REQUEST
Reproduce every line of the layout region records below verbatim, keeping the same order.

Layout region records

-- begin --

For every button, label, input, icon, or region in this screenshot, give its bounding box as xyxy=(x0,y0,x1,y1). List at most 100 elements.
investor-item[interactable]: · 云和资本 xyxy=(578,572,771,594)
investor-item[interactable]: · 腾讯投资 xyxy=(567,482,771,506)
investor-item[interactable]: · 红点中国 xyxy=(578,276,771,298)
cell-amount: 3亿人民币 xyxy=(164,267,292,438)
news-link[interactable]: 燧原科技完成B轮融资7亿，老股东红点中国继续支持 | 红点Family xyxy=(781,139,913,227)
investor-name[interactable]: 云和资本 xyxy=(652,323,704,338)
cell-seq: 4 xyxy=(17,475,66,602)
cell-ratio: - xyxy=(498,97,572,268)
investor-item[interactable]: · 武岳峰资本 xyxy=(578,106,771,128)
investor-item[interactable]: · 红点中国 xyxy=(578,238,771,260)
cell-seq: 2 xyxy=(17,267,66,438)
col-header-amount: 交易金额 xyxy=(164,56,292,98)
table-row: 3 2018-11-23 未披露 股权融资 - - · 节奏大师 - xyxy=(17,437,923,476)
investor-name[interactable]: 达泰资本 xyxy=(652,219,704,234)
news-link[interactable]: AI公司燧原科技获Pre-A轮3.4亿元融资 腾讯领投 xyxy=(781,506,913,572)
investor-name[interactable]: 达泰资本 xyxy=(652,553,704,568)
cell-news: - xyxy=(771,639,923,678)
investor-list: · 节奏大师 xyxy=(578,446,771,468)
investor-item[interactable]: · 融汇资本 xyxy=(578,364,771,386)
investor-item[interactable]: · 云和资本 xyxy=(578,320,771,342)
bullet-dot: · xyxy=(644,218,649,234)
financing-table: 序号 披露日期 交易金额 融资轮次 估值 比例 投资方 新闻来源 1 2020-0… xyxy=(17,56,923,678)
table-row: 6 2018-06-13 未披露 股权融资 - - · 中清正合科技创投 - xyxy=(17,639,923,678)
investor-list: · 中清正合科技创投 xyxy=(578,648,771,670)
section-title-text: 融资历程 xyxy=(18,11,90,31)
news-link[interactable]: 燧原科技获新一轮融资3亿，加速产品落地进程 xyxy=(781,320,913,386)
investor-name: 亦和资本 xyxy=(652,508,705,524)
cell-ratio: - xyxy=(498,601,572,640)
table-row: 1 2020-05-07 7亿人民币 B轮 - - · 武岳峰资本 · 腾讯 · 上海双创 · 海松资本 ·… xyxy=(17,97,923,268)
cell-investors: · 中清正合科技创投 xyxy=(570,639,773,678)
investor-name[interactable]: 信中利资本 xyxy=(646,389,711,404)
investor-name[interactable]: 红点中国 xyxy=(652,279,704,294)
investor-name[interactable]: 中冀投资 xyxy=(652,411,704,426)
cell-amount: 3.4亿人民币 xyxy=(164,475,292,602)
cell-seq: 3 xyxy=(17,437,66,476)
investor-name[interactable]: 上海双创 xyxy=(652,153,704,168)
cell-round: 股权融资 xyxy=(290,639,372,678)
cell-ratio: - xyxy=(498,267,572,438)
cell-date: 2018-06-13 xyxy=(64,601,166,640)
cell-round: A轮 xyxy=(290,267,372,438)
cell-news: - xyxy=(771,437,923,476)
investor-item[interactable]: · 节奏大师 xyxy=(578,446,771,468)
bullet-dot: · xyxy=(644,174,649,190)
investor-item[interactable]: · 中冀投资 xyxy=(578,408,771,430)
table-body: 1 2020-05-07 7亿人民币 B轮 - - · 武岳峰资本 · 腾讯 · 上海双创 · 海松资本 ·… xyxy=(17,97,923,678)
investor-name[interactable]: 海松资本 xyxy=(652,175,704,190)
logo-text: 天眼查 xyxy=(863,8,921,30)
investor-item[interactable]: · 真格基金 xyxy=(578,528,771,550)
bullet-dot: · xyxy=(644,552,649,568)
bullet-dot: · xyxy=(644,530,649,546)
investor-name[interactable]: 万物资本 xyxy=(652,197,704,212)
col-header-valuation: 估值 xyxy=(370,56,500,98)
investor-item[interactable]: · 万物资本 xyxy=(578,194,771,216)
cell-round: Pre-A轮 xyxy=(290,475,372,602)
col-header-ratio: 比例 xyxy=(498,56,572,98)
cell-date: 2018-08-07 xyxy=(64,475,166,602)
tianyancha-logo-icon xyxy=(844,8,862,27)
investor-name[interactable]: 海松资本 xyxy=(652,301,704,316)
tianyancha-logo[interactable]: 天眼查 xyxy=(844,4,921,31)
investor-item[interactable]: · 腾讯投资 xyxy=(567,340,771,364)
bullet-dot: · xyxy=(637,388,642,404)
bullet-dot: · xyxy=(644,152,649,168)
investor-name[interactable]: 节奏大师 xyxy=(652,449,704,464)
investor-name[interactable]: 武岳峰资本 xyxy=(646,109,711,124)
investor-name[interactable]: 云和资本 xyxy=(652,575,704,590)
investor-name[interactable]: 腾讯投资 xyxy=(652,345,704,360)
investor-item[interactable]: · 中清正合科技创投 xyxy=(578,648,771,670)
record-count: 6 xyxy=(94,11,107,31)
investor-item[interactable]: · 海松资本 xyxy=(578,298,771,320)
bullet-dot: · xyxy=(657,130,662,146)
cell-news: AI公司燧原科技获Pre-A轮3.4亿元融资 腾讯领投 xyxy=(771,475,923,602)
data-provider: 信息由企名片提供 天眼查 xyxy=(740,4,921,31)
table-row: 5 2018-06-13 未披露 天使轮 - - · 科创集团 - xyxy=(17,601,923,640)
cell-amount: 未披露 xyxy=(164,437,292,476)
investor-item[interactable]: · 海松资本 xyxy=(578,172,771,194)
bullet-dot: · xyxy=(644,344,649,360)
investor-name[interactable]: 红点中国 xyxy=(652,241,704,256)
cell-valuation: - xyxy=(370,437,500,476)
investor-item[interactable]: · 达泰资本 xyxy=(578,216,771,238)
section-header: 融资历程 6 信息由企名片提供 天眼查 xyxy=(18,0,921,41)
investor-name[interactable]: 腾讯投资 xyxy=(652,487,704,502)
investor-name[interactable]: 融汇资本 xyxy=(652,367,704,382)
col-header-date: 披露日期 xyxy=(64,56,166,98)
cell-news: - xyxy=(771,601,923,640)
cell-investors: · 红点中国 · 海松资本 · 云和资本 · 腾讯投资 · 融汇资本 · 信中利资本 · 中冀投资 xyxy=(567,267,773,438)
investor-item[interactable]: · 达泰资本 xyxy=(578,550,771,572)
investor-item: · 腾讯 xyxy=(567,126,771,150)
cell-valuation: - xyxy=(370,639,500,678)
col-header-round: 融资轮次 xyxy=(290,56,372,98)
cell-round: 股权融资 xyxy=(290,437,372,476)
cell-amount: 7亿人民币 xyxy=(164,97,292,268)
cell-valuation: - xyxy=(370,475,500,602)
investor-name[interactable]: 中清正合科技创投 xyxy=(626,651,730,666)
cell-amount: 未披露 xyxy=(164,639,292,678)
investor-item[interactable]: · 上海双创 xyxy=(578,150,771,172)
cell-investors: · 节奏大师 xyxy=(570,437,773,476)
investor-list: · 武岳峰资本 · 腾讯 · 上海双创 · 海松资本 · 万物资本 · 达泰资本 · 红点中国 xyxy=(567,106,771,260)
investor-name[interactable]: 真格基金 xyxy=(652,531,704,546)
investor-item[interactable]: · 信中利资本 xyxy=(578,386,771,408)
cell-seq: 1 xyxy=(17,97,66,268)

-- end --

RESULT FOR THIS TASK
For every button, label, input, icon, or region in this screenshot, give its bounding box as xyxy=(x0,y0,x1,y1). List at most 100 elements.
investor-item[interactable]: · 云和资本 xyxy=(578,572,771,594)
investor-item[interactable]: · 腾讯投资 xyxy=(567,482,771,506)
investor-item[interactable]: · 红点中国 xyxy=(578,276,771,298)
cell-amount: 3亿人民币 xyxy=(164,267,292,438)
news-link[interactable]: 燧原科技完成B轮融资7亿，老股东红点中国继续支持 | 红点Family xyxy=(781,139,913,227)
investor-name[interactable]: 云和资本 xyxy=(652,323,704,338)
cell-seq: 4 xyxy=(17,475,66,602)
cell-ratio: - xyxy=(498,97,572,268)
investor-item[interactable]: · 武岳峰资本 xyxy=(578,106,771,128)
investor-item[interactable]: · 红点中国 xyxy=(578,238,771,260)
cell-seq: 2 xyxy=(17,267,66,438)
col-header-amount: 交易金额 xyxy=(164,56,292,98)
table-row: 3 2018-11-23 未披露 股权融资 - - · 节奏大师 - xyxy=(17,437,923,476)
investor-name[interactable]: 达泰资本 xyxy=(652,219,704,234)
news-link[interactable]: AI公司燧原科技获Pre-A轮3.4亿元融资 腾讯领投 xyxy=(781,506,913,572)
investor-name[interactable]: 达泰资本 xyxy=(652,553,704,568)
cell-news: - xyxy=(771,639,923,678)
investor-list: · 节奏大师 xyxy=(578,446,771,468)
investor-item[interactable]: · 融汇资本 xyxy=(578,364,771,386)
investor-item[interactable]: · 云和资本 xyxy=(578,320,771,342)
bullet-dot: · xyxy=(644,218,649,234)
financing-table: 序号 披露日期 交易金额 融资轮次 估值 比例 投资方 新闻来源 1 2020-0… xyxy=(17,56,923,678)
table-row: 6 2018-06-13 未披露 股权融资 - - · 中清正合科技创投 - xyxy=(17,639,923,678)
investor-list: · 中清正合科技创投 xyxy=(578,648,771,670)
section-title-text: 融资历程 xyxy=(18,11,90,31)
news-link[interactable]: 燧原科技获新一轮融资3亿，加速产品落地进程 xyxy=(781,320,913,386)
investor-name: 亦和资本 xyxy=(652,508,705,524)
cell-ratio: - xyxy=(498,601,572,640)
table-row: 1 2020-05-07 7亿人民币 B轮 - - · 武岳峰资本 · 腾讯 · 上海双创 · 海松资本 ·… xyxy=(17,97,923,268)
cell-investors: · 中清正合科技创投 xyxy=(570,639,773,678)
investor-name[interactable]: 信中利资本 xyxy=(646,389,711,404)
investor-name[interactable]: 红点中国 xyxy=(652,279,704,294)
investor-name[interactable]: 中冀投资 xyxy=(652,411,704,426)
cell-amount: 3.4亿人民币 xyxy=(164,475,292,602)
cell-seq: 3 xyxy=(17,437,66,476)
investor-name[interactable]: 上海双创 xyxy=(652,153,704,168)
cell-round: 股权融资 xyxy=(290,639,372,678)
cell-ratio: - xyxy=(498,267,572,438)
cell-date: 2018-06-13 xyxy=(64,601,166,640)
cell-round: A轮 xyxy=(290,267,372,438)
cell-news: - xyxy=(771,437,923,476)
investor-item[interactable]: · 节奏大师 xyxy=(578,446,771,468)
bullet-dot: · xyxy=(644,174,649,190)
investor-item[interactable]: · 中冀投资 xyxy=(578,408,771,430)
table-body: 1 2020-05-07 7亿人民币 B轮 - - · 武岳峰资本 · 腾讯 · 上海双创 · 海松资本 ·… xyxy=(17,97,923,678)
investor-name[interactable]: 海松资本 xyxy=(652,175,704,190)
logo-text: 天眼查 xyxy=(863,8,921,30)
investor-item[interactable]: · 真格基金 xyxy=(578,528,771,550)
bullet-dot: · xyxy=(644,552,649,568)
bullet-dot: · xyxy=(644,530,649,546)
investor-name[interactable]: 万物资本 xyxy=(652,197,704,212)
col-header-valuation: 估值 xyxy=(370,56,500,98)
investor-item[interactable]: · 万物资本 xyxy=(578,194,771,216)
cell-round: Pre-A轮 xyxy=(290,475,372,602)
col-header-ratio: 比例 xyxy=(498,56,572,98)
cell-date: 2018-08-07 xyxy=(64,475,166,602)
tianyancha-logo-icon xyxy=(844,8,862,27)
investor-name[interactable]: 海松资本 xyxy=(652,301,704,316)
tianyancha-logo[interactable]: 天眼查 xyxy=(844,4,921,31)
investor-item[interactable]: · 腾讯投资 xyxy=(567,340,771,364)
bullet-dot: · xyxy=(637,388,642,404)
bullet-dot: · xyxy=(644,152,649,168)
investor-name[interactable]: 节奏大师 xyxy=(652,449,704,464)
investor-name[interactable]: 武岳峰资本 xyxy=(646,109,711,124)
investor-name[interactable]: 云和资本 xyxy=(652,575,704,590)
investor-name[interactable]: 腾讯投资 xyxy=(652,345,704,360)
investor-item[interactable]: · 中清正合科技创投 xyxy=(578,648,771,670)
record-count: 6 xyxy=(94,11,107,31)
investor-item[interactable]: · 海松资本 xyxy=(578,298,771,320)
bullet-dot: · xyxy=(657,130,662,146)
cell-news: AI公司燧原科技获Pre-A轮3.4亿元融资 腾讯领投 xyxy=(771,475,923,602)
data-provider: 信息由企名片提供 天眼查 xyxy=(740,4,921,31)
table-row: 5 2018-06-13 未披露 天使轮 - - · 科创集团 - xyxy=(17,601,923,640)
cell-amount: 未披露 xyxy=(164,437,292,476)
investor-item[interactable]: · 海松资本 xyxy=(578,172,771,194)
bullet-dot: · xyxy=(644,344,649,360)
investor-name[interactable]: 红点中国 xyxy=(652,241,704,256)
cell-valuation: - xyxy=(370,437,500,476)
investor-item[interactable]: · 达泰资本 xyxy=(578,216,771,238)
section-header: 融资历程 6 信息由企名片提供 天眼查 xyxy=(18,0,921,41)
investor-name[interactable]: 腾讯投资 xyxy=(652,487,704,502)
investor-name[interactable]: 融汇资本 xyxy=(652,367,704,382)
col-header-date: 披露日期 xyxy=(64,56,166,98)
cell-news: - xyxy=(771,601,923,640)
cell-investors: · 红点中国 · 海松资本 · 云和资本 · 腾讯投资 · 融汇资本 · 信中利资本 · 中冀投资 xyxy=(567,267,773,438)
investor-item[interactable]: · 达泰资本 xyxy=(578,550,771,572)
investor-item: · 腾讯 xyxy=(567,126,771,150)
cell-valuation: - xyxy=(370,639,500,678)
col-header-round: 融资轮次 xyxy=(290,56,372,98)
cell-round: 股权融资 xyxy=(290,437,372,476)
cell-amount: 7亿人民币 xyxy=(164,97,292,268)
cell-valuation: - xyxy=(370,475,500,602)
investor-name[interactable]: 中清正合科技创投 xyxy=(626,651,730,666)
cell-amount: 未披露 xyxy=(164,639,292,678)
investor-item[interactable]: · 上海双创 xyxy=(578,150,771,172)
cell-investors: · 节奏大师 xyxy=(570,437,773,476)
investor-list: · 武岳峰资本 · 腾讯 · 上海双创 · 海松资本 · 万物资本 · 达泰资本 · 红点中国 xyxy=(567,106,771,260)
investor-name[interactable]: 真格基金 xyxy=(652,531,704,546)
investor-item[interactable]: · 信中利资本 xyxy=(578,386,771,408)
cell-seq: 1 xyxy=(17,97,66,268)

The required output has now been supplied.